* START *
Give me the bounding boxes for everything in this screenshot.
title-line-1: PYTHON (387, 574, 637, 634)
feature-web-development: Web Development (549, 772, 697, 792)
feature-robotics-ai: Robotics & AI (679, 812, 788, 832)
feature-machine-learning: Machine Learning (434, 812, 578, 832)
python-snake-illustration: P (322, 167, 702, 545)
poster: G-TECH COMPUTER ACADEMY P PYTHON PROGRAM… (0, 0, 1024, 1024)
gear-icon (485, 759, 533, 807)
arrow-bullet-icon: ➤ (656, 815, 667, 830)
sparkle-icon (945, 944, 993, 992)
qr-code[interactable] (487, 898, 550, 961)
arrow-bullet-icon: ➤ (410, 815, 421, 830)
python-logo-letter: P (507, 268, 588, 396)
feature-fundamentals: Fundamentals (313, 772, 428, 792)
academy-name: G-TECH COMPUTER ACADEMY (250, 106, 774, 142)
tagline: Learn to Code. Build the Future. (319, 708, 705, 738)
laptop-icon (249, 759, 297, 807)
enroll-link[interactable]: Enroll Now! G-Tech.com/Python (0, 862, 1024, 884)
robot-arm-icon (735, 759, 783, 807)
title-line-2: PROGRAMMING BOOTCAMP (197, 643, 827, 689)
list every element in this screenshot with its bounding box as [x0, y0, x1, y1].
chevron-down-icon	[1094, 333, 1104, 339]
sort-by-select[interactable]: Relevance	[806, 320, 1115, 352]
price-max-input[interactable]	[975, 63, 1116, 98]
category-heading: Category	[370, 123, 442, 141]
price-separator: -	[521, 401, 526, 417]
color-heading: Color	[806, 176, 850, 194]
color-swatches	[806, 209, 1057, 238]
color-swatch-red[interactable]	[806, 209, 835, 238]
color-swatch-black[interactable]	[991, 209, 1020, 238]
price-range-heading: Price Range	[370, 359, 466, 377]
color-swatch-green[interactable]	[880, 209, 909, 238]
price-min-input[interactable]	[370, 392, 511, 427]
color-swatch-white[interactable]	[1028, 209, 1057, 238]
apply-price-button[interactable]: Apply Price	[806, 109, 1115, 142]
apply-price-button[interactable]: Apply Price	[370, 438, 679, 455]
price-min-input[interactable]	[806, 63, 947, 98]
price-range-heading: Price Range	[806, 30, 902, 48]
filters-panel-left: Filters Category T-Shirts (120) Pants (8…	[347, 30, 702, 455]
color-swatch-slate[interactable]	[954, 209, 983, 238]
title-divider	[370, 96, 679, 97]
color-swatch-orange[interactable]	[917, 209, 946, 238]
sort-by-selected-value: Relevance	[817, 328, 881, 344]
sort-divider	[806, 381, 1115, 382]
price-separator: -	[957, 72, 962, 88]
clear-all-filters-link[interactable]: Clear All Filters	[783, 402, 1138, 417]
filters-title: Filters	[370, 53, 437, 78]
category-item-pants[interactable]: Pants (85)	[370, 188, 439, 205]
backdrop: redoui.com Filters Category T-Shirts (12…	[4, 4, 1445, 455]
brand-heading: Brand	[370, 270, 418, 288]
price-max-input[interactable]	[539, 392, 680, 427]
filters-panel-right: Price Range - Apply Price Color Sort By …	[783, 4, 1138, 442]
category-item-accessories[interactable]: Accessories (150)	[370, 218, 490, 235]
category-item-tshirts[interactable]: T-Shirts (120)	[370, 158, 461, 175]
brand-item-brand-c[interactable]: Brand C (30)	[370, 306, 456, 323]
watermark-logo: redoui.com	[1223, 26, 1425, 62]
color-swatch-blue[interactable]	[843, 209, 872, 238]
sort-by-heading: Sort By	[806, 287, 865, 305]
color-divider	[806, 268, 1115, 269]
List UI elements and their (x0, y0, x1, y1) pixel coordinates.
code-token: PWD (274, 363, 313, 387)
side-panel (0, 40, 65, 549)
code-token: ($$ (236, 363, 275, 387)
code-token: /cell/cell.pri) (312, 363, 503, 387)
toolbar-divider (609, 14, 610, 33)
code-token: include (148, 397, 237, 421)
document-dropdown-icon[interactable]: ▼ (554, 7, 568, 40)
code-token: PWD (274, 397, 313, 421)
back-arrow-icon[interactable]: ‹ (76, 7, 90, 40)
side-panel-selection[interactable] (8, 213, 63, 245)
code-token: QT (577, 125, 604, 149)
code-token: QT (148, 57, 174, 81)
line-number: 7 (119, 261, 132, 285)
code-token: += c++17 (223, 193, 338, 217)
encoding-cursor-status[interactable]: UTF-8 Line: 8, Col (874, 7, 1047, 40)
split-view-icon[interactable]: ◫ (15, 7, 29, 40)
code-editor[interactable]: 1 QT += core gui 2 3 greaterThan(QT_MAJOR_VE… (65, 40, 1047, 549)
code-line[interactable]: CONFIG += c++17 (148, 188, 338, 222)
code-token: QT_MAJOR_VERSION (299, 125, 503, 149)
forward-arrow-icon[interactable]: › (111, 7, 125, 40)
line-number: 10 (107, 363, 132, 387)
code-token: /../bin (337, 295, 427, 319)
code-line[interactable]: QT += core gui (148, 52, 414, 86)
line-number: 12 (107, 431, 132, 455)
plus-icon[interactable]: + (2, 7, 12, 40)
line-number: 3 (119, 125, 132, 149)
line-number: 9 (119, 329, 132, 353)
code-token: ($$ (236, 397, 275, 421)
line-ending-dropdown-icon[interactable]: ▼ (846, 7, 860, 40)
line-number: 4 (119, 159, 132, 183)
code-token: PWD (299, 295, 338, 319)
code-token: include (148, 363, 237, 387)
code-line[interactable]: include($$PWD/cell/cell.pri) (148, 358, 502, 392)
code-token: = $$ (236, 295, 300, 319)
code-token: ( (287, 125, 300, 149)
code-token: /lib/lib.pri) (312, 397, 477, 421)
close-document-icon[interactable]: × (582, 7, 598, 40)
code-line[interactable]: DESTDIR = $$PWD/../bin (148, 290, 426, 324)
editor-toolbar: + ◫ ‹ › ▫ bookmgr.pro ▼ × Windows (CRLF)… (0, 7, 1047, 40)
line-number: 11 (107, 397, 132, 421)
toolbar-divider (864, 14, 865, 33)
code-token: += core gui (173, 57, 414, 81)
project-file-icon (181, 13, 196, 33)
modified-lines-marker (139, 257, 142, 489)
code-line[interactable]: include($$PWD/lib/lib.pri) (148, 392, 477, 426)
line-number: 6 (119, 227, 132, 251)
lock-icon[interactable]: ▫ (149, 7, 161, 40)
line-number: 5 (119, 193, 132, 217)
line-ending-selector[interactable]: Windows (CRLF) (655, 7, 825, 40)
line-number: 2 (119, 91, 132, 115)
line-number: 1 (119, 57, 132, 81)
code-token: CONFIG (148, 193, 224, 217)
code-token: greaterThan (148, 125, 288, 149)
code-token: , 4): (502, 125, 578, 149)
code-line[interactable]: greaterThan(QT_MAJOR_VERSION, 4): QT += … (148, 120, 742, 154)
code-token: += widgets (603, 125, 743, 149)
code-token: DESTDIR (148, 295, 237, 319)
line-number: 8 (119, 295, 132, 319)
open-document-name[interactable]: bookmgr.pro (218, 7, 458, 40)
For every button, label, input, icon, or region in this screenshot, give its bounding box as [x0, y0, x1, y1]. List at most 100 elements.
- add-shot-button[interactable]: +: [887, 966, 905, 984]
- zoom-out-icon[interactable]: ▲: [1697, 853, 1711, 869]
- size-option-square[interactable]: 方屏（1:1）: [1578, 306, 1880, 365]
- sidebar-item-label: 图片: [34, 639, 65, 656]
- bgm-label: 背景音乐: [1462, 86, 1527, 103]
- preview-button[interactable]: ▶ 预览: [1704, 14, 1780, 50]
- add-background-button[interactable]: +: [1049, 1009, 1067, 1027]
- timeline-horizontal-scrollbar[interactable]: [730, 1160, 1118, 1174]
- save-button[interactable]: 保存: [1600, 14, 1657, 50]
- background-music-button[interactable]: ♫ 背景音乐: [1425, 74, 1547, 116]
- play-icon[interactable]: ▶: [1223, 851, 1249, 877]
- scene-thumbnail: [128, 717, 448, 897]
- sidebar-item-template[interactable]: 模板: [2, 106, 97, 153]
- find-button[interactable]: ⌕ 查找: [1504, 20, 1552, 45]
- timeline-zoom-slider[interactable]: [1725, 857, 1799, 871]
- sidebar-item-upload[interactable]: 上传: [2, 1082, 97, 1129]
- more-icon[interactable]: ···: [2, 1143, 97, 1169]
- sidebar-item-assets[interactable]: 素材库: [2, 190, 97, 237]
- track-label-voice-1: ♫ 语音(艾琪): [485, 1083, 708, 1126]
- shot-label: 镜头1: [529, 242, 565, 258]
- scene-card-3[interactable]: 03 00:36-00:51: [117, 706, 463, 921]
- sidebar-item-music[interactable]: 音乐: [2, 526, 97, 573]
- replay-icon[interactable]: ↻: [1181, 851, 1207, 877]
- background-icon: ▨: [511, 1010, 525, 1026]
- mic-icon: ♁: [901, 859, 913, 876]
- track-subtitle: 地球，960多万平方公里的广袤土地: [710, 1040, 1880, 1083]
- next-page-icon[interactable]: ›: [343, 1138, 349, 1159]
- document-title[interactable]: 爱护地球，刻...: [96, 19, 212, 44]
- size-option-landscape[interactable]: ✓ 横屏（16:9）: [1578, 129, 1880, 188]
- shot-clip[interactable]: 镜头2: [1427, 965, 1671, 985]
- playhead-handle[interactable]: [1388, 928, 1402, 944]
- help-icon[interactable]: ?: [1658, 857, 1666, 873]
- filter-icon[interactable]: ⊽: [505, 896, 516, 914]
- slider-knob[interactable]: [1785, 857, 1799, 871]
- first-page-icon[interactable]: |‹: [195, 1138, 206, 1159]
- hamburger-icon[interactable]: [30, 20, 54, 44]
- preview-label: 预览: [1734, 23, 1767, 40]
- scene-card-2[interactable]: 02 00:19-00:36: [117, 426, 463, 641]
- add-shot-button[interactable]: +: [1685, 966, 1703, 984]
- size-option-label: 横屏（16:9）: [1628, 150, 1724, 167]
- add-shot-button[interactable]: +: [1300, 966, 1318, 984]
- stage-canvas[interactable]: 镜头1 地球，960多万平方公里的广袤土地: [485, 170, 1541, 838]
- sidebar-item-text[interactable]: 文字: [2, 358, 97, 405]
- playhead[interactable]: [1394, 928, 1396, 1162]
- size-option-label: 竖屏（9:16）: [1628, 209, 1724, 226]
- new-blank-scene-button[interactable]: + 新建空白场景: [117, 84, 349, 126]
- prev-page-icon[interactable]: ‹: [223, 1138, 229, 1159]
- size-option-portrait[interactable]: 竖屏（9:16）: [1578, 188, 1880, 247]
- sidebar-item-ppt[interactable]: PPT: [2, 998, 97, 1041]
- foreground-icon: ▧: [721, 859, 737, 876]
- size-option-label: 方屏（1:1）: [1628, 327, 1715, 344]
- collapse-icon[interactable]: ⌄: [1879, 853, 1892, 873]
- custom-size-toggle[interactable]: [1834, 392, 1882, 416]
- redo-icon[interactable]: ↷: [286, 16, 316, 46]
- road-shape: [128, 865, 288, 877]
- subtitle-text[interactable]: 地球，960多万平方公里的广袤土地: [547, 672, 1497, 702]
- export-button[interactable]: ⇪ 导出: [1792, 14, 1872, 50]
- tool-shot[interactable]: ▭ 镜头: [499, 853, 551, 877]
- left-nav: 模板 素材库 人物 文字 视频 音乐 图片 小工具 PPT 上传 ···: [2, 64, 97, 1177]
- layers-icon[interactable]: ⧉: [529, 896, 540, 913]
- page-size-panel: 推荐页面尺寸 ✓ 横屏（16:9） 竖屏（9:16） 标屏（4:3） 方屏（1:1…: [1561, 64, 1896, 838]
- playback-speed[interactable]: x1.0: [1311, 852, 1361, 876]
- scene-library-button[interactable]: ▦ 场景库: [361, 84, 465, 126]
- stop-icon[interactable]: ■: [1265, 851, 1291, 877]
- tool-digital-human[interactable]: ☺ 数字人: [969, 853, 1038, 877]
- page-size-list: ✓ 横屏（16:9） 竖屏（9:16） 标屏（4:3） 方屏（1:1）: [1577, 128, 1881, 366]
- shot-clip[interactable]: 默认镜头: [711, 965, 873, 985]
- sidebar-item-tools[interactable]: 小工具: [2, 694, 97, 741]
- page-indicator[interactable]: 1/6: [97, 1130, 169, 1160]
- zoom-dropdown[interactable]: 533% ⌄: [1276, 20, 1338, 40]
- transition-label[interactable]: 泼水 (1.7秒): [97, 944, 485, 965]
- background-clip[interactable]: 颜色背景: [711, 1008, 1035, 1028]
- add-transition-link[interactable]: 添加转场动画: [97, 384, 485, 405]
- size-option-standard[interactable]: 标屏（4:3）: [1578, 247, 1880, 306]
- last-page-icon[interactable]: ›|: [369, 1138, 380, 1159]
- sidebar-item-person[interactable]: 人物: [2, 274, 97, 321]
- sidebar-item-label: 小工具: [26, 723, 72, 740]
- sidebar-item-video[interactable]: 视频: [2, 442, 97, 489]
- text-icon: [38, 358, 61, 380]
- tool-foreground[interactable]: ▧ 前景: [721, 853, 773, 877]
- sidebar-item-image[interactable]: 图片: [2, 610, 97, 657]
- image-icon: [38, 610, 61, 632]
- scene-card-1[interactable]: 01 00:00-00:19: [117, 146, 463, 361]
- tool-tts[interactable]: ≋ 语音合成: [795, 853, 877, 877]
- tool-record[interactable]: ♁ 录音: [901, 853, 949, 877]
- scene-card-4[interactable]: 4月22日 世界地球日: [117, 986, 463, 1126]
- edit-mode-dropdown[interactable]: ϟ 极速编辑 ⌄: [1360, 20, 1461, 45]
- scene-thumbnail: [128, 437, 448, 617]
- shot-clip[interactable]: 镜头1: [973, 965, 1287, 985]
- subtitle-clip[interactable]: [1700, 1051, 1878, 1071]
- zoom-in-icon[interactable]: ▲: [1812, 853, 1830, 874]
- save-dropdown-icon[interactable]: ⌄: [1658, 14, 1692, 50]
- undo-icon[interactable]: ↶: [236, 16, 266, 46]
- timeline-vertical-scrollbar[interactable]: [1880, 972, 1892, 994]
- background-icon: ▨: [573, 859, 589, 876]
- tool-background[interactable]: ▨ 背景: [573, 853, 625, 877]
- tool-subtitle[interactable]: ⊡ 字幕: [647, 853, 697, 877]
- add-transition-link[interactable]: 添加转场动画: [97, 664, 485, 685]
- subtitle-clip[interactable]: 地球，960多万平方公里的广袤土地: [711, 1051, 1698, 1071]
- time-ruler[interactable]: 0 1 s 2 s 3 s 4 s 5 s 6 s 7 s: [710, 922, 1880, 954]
* END *
WHAT TO PRODUCE: Format the data from its first line through the line containing "gear-icon (485, 759, 533, 807)", including both, as a Markdown table with the columns Row and Line, giving each line a row number and omitting any blank lines.

TASK ANSWER:
| Row | Line |
|---|---|
| 1 | Give me the bounding boxes for everything in this screenshot. |
| 2 | title-line-1: PYTHON (387, 574, 637, 634) |
| 3 | feature-web-development: Web Development (549, 772, 697, 792) |
| 4 | feature-robotics-ai: Robotics & AI (679, 812, 788, 832) |
| 5 | feature-machine-learning: Machine Learning (434, 812, 578, 832) |
| 6 | python-snake-illustration: P (322, 167, 702, 545) |
| 7 | poster: G-TECH COMPUTER ACADEMY P PYTHON PROGRAM… (0, 0, 1024, 1024) |
| 8 | gear-icon (485, 759, 533, 807) |